WHAT YOU SHOULD DO
Report every line among the items below that contains the string "Guadarrama", copying each such line in full.
────
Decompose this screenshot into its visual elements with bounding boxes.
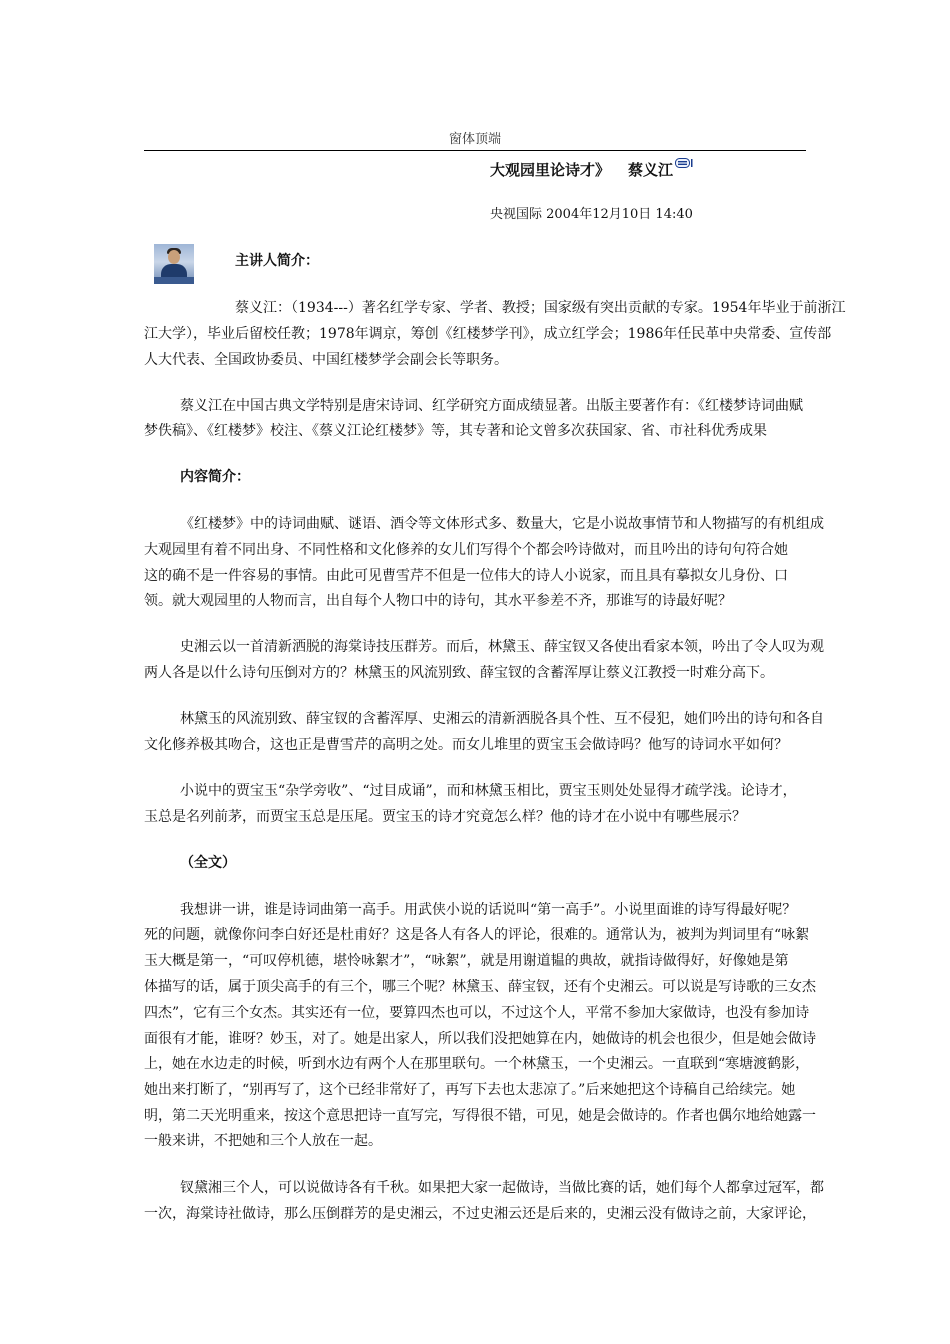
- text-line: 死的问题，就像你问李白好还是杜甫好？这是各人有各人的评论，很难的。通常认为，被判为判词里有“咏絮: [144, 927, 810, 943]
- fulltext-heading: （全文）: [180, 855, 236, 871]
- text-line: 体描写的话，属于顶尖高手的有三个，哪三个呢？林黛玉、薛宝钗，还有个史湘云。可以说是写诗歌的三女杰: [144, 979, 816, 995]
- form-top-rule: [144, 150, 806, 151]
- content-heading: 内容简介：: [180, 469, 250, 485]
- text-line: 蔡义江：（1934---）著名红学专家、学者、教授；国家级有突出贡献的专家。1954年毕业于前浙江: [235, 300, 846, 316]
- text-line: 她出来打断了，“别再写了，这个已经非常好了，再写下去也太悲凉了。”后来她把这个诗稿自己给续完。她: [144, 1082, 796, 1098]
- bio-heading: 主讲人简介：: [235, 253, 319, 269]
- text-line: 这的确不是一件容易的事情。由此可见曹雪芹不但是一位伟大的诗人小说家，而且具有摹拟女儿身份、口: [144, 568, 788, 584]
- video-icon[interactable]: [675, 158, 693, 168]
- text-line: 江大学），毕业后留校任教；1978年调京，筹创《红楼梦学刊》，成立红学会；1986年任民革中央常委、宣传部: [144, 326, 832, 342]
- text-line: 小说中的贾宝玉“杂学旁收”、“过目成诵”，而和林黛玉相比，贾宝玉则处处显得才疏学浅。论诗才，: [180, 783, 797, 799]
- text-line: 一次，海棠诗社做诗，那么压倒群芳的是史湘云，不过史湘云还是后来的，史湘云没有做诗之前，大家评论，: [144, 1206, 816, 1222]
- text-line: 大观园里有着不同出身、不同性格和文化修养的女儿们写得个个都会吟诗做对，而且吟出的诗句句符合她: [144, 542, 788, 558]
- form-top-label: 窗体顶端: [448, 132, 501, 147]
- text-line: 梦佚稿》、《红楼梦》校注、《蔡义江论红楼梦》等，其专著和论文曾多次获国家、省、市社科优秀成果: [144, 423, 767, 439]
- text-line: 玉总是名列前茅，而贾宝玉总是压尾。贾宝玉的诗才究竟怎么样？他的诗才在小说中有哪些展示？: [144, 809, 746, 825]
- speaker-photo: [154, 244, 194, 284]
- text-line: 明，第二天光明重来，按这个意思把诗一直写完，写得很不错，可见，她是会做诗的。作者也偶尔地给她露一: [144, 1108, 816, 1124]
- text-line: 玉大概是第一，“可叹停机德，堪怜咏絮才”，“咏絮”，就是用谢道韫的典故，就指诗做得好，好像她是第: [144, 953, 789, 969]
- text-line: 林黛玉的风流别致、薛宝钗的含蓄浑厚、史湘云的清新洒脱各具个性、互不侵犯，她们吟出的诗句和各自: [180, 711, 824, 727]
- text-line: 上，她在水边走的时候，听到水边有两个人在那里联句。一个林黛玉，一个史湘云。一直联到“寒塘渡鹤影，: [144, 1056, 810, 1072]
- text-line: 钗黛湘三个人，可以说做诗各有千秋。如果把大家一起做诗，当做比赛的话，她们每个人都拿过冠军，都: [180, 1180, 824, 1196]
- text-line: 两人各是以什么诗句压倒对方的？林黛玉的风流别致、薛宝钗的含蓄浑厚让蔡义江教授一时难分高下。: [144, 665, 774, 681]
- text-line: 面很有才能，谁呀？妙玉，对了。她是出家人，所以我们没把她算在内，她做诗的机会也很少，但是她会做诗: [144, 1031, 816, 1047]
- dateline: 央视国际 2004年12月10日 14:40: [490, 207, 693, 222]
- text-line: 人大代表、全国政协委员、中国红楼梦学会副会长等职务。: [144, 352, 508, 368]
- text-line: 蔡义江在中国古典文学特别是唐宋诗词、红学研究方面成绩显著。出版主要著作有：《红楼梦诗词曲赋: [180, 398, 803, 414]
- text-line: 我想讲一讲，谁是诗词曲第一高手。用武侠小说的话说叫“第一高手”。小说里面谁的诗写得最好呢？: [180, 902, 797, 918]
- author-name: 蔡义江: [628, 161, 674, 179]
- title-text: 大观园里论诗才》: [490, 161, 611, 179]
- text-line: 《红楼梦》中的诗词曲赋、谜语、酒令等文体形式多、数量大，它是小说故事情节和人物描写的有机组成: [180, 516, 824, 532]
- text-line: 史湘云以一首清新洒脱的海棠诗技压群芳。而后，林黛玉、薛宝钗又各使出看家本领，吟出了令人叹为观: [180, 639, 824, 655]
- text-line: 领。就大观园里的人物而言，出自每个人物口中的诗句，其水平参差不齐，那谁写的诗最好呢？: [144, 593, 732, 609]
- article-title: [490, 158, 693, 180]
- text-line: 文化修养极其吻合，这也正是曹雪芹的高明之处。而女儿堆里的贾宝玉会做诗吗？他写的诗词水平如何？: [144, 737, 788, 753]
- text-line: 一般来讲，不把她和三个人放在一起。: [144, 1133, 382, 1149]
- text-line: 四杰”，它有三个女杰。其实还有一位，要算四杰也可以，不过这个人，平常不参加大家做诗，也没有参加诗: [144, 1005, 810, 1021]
────
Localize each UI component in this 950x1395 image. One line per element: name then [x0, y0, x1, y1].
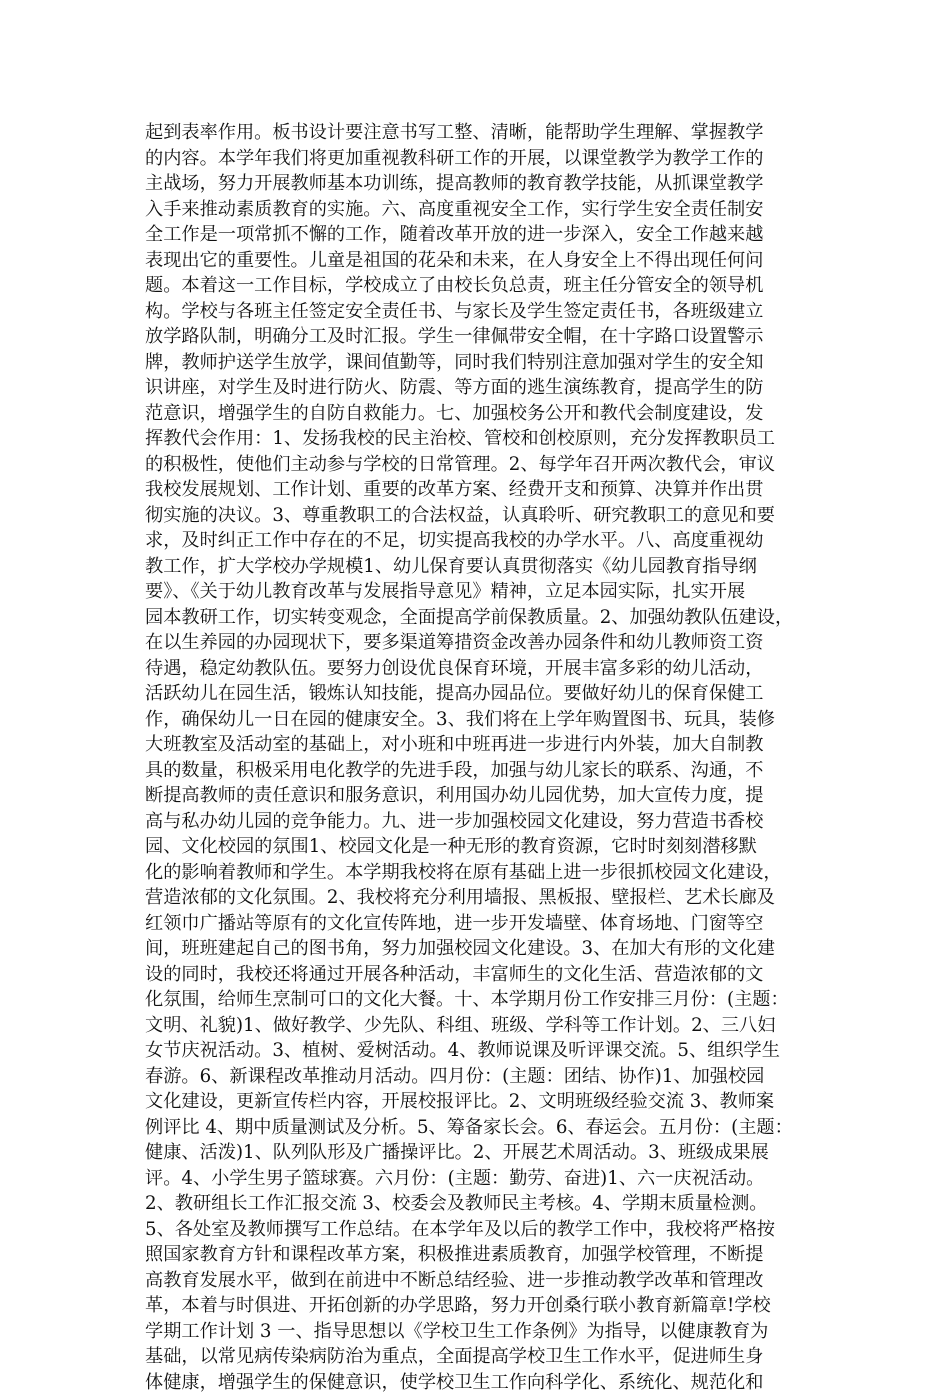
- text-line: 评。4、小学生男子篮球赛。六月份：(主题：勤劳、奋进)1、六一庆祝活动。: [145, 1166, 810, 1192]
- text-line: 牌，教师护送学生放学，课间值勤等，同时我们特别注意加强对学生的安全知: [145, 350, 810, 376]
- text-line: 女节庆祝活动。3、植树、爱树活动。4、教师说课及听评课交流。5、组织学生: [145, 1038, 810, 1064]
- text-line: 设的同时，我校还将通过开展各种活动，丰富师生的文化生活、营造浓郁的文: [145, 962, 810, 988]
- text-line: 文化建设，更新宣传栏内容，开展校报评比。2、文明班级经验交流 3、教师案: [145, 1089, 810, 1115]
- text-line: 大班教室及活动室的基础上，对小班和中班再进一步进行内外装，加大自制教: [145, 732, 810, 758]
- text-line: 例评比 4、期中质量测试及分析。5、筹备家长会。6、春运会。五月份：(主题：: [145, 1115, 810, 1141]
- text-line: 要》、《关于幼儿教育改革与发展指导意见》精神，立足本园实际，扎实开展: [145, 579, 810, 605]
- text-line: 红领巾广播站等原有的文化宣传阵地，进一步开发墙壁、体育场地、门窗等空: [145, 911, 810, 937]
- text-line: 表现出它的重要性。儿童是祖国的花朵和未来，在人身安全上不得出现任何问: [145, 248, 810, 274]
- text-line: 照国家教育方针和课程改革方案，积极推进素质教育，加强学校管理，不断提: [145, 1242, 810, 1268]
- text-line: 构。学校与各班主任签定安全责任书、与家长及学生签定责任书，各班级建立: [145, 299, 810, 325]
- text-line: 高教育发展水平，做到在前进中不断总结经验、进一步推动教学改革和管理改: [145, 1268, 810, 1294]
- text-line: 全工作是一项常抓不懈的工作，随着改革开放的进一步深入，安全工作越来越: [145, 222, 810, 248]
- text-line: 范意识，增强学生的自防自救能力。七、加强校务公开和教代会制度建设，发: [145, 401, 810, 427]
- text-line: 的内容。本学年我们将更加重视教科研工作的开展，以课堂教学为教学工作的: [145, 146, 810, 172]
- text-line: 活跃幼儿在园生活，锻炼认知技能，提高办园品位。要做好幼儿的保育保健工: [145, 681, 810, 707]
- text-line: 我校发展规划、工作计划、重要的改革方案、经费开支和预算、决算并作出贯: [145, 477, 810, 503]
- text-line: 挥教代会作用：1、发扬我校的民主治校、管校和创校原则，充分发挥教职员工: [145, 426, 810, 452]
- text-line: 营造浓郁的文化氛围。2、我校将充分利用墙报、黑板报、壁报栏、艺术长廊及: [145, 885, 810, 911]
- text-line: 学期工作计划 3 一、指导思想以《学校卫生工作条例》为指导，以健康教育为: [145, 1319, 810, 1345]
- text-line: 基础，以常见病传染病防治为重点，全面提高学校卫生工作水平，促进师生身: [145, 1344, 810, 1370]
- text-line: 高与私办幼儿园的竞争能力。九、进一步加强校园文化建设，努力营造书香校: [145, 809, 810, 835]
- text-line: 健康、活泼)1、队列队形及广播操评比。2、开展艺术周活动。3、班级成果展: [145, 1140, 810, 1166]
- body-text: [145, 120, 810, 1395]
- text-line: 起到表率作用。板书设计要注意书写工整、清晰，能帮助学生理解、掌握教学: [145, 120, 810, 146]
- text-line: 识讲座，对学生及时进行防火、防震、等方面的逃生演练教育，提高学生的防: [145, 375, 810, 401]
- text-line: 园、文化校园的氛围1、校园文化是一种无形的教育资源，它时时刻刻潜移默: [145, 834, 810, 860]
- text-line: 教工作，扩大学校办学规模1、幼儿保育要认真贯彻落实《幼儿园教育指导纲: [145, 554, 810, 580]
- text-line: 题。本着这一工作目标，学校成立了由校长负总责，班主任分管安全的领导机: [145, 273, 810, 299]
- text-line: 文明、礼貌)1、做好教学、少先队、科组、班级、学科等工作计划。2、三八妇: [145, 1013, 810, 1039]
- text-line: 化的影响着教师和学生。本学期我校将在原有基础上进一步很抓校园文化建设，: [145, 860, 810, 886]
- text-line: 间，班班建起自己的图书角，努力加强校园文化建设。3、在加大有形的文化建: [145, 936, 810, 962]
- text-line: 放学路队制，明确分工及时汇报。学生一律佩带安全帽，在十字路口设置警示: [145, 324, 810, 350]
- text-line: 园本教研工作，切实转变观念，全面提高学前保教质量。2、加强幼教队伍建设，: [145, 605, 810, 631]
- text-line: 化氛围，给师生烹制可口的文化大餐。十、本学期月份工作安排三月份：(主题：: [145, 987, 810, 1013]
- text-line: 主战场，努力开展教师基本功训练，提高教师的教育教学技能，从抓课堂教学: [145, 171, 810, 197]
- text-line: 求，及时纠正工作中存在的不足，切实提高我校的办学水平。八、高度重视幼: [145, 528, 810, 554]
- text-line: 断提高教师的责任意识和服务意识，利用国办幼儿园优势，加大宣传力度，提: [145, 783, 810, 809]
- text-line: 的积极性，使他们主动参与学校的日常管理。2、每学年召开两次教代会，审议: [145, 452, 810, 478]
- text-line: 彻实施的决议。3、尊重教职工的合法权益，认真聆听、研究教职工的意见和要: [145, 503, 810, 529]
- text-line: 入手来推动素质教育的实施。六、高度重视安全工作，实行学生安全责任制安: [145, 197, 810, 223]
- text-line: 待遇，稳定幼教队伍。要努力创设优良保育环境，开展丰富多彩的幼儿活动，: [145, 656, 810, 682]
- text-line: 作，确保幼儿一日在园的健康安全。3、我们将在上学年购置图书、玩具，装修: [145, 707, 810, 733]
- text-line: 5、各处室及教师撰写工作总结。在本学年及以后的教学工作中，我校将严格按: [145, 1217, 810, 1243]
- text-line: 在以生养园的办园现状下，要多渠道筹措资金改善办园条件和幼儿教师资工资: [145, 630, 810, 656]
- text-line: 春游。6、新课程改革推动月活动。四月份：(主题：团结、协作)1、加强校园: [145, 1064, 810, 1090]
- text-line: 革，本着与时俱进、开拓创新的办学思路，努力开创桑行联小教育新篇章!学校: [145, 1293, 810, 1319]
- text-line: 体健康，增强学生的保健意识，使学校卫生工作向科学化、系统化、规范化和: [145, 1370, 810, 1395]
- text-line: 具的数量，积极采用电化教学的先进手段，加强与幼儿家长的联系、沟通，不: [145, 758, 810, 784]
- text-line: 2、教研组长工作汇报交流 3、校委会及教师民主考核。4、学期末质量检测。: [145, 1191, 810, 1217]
────
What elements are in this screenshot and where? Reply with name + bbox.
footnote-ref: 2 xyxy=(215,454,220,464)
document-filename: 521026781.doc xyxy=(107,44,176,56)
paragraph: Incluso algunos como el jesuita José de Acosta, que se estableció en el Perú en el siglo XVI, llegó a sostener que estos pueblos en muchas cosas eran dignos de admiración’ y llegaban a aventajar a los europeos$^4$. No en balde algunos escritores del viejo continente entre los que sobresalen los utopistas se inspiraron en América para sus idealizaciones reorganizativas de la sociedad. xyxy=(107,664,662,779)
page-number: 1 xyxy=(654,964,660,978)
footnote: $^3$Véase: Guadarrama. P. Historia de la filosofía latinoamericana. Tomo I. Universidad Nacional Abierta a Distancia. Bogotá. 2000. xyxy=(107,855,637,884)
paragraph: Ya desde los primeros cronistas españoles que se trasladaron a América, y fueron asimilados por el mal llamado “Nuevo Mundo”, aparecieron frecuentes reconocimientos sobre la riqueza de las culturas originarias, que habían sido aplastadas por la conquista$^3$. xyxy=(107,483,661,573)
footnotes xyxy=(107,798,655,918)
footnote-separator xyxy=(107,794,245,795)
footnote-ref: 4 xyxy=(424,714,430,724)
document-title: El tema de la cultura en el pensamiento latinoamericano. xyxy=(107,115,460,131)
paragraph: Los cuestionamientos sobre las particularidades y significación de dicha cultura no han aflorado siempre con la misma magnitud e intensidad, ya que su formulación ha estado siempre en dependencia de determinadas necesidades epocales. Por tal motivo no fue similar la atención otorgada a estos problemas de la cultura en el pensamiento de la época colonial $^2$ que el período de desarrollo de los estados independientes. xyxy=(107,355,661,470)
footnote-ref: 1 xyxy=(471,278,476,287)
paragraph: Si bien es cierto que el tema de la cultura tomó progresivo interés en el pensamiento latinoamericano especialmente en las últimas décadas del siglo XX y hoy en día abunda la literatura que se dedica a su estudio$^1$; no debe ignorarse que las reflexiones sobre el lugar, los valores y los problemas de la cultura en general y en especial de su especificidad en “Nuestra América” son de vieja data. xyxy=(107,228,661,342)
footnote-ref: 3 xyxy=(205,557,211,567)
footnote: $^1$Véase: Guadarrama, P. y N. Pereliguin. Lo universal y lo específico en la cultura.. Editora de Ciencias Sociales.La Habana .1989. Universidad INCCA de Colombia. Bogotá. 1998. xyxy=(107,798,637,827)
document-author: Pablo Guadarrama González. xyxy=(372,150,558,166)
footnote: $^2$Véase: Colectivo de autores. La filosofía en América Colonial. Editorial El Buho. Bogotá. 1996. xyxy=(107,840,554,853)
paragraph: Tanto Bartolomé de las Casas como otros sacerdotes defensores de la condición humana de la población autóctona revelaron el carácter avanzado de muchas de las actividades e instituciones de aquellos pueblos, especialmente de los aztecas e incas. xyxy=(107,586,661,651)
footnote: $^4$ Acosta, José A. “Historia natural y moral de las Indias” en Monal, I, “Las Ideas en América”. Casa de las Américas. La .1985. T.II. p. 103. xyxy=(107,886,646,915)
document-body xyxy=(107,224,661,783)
────
SOLUTION TO THE EXERCISE
footnote: $^3$Véase: Guadarrama. P. Historia de la filosofía latinoamericana. Tomo I. Universidad Nacional Abierta a Distancia. Bogotá. 2000. xyxy=(107,855,637,884)
footnote: $^1$Véase: Guadarrama, P. y N. Pereliguin. Lo universal y lo específico en la cultura.. Editora de Ciencias Sociales.La Habana .1989. Universidad INCCA de Colombia. Bogotá. 1998. xyxy=(107,798,637,827)
document-author: Pablo Guadarrama González. xyxy=(372,150,558,166)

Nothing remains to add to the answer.